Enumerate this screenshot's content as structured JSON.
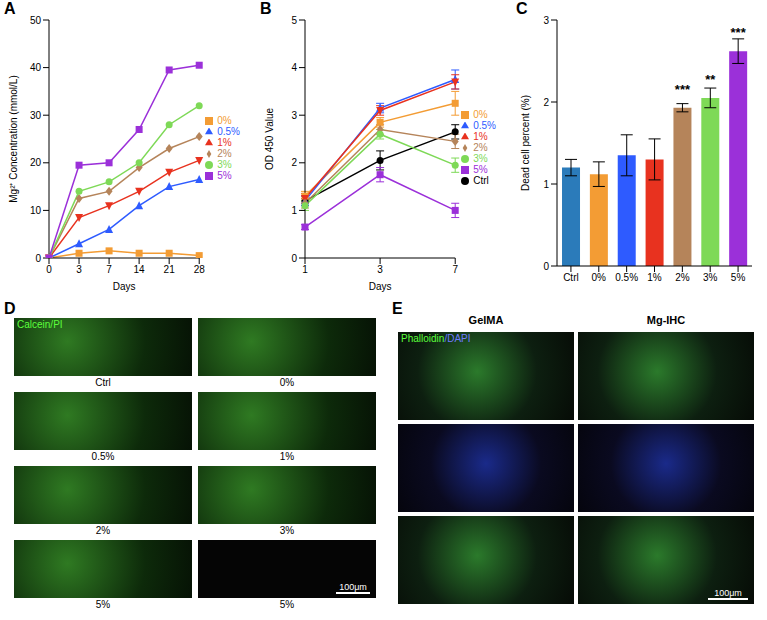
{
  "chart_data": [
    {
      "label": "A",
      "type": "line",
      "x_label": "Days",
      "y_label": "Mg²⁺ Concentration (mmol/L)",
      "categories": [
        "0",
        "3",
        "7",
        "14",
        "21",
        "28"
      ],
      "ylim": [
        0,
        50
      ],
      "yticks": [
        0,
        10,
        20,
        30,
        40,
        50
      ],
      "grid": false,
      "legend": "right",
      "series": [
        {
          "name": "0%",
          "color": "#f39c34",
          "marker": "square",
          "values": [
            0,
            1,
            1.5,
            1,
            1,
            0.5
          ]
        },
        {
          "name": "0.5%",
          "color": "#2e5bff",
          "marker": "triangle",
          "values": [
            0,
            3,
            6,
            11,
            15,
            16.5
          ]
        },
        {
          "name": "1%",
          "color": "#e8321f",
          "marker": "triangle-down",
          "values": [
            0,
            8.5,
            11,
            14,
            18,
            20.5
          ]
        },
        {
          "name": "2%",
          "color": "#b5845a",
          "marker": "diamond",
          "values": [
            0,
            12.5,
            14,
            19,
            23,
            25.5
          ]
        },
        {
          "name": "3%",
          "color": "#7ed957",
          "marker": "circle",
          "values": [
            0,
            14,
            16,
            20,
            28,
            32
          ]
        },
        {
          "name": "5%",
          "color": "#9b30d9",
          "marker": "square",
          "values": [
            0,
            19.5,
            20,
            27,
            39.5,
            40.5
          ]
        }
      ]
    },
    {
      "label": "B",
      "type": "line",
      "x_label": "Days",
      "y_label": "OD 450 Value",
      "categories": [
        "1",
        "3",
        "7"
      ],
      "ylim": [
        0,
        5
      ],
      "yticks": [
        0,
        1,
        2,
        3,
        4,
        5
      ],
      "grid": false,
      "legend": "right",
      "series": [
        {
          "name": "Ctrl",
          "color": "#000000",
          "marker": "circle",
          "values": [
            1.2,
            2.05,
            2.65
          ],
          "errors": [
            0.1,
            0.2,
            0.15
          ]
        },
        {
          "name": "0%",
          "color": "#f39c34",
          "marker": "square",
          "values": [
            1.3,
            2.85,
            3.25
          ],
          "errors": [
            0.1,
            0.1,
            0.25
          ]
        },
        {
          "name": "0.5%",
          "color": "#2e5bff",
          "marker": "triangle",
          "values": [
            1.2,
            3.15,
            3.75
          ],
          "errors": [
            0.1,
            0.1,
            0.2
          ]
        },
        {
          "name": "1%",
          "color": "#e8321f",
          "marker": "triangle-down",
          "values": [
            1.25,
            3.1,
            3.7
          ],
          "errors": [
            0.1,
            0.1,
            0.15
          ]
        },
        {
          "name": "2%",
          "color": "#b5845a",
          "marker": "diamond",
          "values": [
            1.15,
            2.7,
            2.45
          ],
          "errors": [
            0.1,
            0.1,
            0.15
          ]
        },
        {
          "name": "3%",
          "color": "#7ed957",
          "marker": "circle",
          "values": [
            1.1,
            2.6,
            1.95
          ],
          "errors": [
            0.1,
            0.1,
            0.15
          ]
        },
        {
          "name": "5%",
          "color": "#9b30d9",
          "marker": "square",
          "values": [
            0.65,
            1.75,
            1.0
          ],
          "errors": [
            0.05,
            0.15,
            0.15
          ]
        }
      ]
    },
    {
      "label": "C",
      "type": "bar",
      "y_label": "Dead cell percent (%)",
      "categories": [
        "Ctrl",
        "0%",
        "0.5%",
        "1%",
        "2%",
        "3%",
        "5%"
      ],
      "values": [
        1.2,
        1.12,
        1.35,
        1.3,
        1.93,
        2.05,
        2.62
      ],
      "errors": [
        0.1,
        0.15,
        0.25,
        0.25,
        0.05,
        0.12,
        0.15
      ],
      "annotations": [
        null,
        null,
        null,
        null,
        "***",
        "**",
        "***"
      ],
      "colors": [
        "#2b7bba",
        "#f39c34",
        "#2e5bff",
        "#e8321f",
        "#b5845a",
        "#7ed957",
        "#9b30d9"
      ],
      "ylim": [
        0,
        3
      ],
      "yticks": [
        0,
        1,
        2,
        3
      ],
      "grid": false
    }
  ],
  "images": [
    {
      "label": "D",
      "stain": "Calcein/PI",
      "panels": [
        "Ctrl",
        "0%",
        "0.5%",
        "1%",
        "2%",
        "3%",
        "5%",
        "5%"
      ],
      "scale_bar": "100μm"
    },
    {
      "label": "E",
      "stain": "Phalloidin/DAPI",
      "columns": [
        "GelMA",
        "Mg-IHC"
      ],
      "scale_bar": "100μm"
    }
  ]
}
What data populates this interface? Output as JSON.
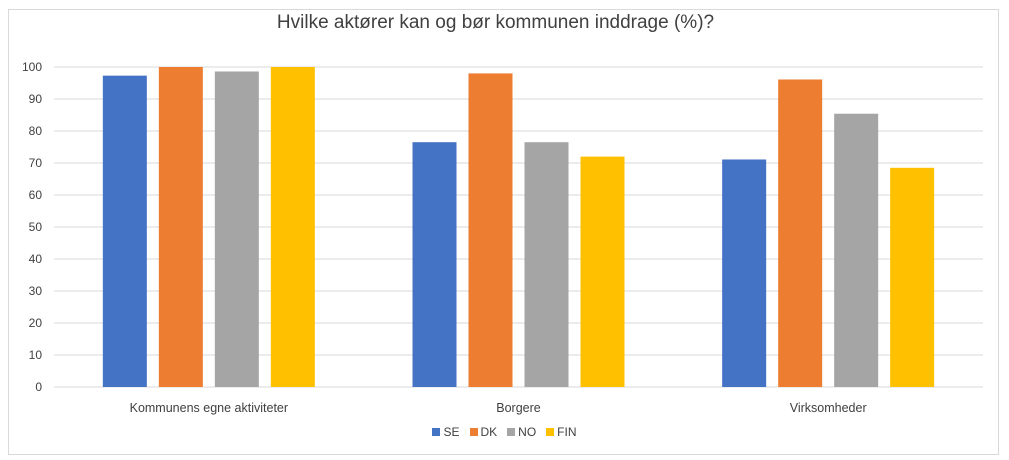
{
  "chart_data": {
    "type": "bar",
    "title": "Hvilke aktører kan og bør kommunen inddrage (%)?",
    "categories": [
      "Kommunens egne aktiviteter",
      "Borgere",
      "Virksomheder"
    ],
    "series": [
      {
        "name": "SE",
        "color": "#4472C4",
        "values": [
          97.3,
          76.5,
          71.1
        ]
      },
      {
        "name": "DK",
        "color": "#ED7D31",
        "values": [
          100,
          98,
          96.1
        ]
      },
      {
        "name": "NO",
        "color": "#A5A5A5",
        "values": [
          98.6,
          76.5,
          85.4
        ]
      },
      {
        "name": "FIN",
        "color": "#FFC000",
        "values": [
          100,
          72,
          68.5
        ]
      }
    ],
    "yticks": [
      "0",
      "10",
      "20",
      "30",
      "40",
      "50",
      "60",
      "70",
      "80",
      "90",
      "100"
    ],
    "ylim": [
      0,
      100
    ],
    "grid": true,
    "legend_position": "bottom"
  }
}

---

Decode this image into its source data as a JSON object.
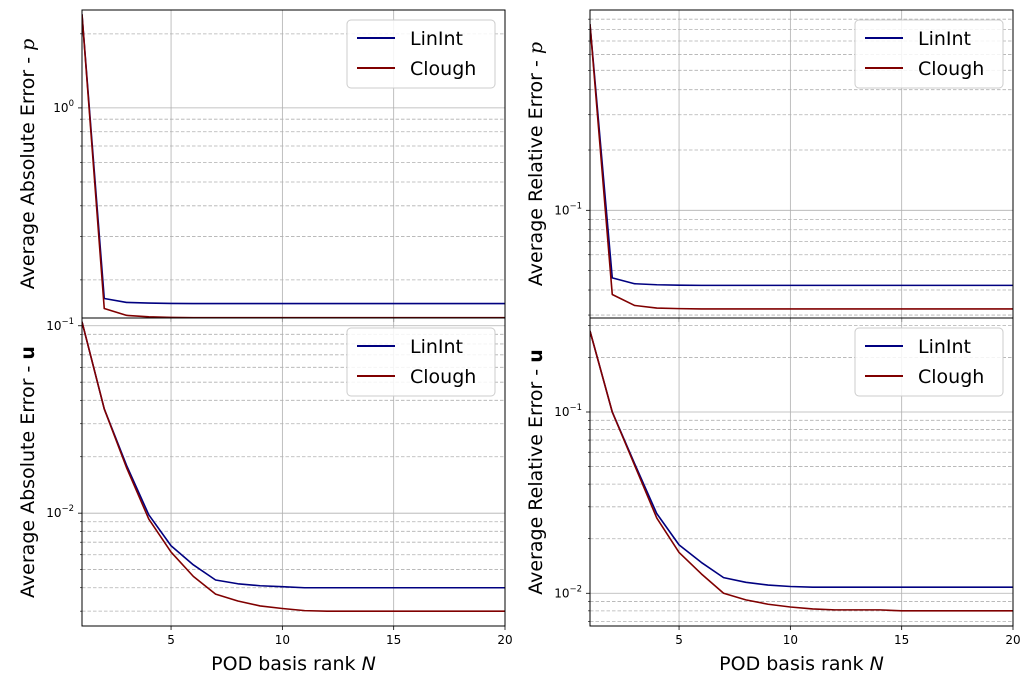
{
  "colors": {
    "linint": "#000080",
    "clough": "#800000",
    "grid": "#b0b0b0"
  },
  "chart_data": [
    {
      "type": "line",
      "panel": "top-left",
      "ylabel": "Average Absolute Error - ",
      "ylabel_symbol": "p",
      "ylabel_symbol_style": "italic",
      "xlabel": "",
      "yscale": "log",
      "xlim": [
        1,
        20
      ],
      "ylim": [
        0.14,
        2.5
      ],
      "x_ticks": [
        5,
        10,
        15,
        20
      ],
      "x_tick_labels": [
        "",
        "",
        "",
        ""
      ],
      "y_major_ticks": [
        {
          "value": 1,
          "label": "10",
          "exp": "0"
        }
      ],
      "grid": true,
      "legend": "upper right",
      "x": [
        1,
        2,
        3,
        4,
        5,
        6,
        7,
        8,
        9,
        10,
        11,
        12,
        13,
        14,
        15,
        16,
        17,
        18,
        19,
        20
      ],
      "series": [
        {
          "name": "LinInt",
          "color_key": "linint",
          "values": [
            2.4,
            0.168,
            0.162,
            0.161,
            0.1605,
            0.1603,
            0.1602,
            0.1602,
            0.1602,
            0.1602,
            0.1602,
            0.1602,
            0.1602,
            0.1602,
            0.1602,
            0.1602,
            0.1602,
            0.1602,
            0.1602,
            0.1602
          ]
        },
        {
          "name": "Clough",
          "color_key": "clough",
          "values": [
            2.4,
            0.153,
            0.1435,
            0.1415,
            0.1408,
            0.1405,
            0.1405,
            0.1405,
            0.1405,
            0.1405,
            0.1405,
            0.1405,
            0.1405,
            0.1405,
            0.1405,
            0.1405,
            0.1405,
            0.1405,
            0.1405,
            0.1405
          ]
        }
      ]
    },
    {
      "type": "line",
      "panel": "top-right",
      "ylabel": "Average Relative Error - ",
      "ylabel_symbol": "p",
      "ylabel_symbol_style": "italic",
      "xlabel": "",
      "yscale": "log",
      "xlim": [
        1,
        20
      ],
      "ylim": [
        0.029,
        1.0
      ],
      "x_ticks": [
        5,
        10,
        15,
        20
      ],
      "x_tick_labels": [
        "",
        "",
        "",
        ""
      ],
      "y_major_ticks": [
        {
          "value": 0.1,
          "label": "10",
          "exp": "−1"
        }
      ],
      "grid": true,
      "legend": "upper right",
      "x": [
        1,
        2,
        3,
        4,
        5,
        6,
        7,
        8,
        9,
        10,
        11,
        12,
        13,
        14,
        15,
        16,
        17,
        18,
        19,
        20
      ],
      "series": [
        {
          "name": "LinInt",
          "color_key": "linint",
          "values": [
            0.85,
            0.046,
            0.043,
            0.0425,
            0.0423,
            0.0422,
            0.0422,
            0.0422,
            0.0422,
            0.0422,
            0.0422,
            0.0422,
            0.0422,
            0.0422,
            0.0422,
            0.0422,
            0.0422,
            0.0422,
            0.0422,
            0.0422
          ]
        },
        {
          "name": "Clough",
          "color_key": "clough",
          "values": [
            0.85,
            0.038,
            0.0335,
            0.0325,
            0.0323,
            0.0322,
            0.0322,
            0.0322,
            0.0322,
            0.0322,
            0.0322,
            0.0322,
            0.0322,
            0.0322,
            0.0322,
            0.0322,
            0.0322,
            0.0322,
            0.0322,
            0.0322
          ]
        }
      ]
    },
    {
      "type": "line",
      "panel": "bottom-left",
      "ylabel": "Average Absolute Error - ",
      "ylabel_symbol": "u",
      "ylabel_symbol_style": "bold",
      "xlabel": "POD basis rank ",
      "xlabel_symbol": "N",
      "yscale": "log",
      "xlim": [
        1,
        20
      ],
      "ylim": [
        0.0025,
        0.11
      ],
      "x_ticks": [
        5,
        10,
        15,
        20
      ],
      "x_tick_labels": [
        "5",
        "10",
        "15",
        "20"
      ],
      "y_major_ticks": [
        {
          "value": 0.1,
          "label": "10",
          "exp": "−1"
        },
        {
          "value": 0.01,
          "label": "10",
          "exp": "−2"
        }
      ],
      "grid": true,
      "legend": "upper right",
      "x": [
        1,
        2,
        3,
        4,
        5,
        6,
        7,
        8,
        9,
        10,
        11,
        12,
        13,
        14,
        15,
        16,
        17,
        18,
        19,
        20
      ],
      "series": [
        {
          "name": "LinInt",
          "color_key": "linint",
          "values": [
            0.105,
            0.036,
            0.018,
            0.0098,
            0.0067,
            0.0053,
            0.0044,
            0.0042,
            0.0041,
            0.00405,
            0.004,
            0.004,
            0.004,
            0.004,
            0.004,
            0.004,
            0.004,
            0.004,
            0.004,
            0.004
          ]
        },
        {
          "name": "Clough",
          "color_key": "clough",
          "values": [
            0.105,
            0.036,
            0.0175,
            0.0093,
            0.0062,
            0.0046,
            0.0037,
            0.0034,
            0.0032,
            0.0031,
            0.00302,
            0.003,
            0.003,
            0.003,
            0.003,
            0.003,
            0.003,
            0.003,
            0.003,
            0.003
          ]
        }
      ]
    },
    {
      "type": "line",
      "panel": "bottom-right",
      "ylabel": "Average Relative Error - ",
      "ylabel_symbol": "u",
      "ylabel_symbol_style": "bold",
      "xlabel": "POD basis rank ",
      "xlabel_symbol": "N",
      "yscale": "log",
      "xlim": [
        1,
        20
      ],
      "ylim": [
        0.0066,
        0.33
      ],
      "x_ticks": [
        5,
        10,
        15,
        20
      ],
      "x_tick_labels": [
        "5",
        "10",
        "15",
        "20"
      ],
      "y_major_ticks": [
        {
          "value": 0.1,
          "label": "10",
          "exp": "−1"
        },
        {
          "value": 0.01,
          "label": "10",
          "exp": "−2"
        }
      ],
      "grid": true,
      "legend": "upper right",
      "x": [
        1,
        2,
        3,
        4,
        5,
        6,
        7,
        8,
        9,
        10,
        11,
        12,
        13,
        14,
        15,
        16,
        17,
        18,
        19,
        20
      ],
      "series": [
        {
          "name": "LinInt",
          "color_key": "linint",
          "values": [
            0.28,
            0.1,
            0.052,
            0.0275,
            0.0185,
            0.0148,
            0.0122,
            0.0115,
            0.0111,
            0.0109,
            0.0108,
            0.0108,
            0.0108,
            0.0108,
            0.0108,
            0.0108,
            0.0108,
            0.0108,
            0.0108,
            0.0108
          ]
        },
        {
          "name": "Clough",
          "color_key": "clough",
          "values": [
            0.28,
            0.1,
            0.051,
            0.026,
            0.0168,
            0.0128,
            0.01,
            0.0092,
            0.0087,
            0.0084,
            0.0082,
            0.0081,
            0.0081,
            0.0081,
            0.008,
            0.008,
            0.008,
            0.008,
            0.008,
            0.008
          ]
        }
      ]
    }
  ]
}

* **The request**:
From the entries above, list each line with "bottom" in it.

* **Task result**:
    "legend_position": "bottom"
      "panel": "bottom-left",
      "panel": "bottom-right",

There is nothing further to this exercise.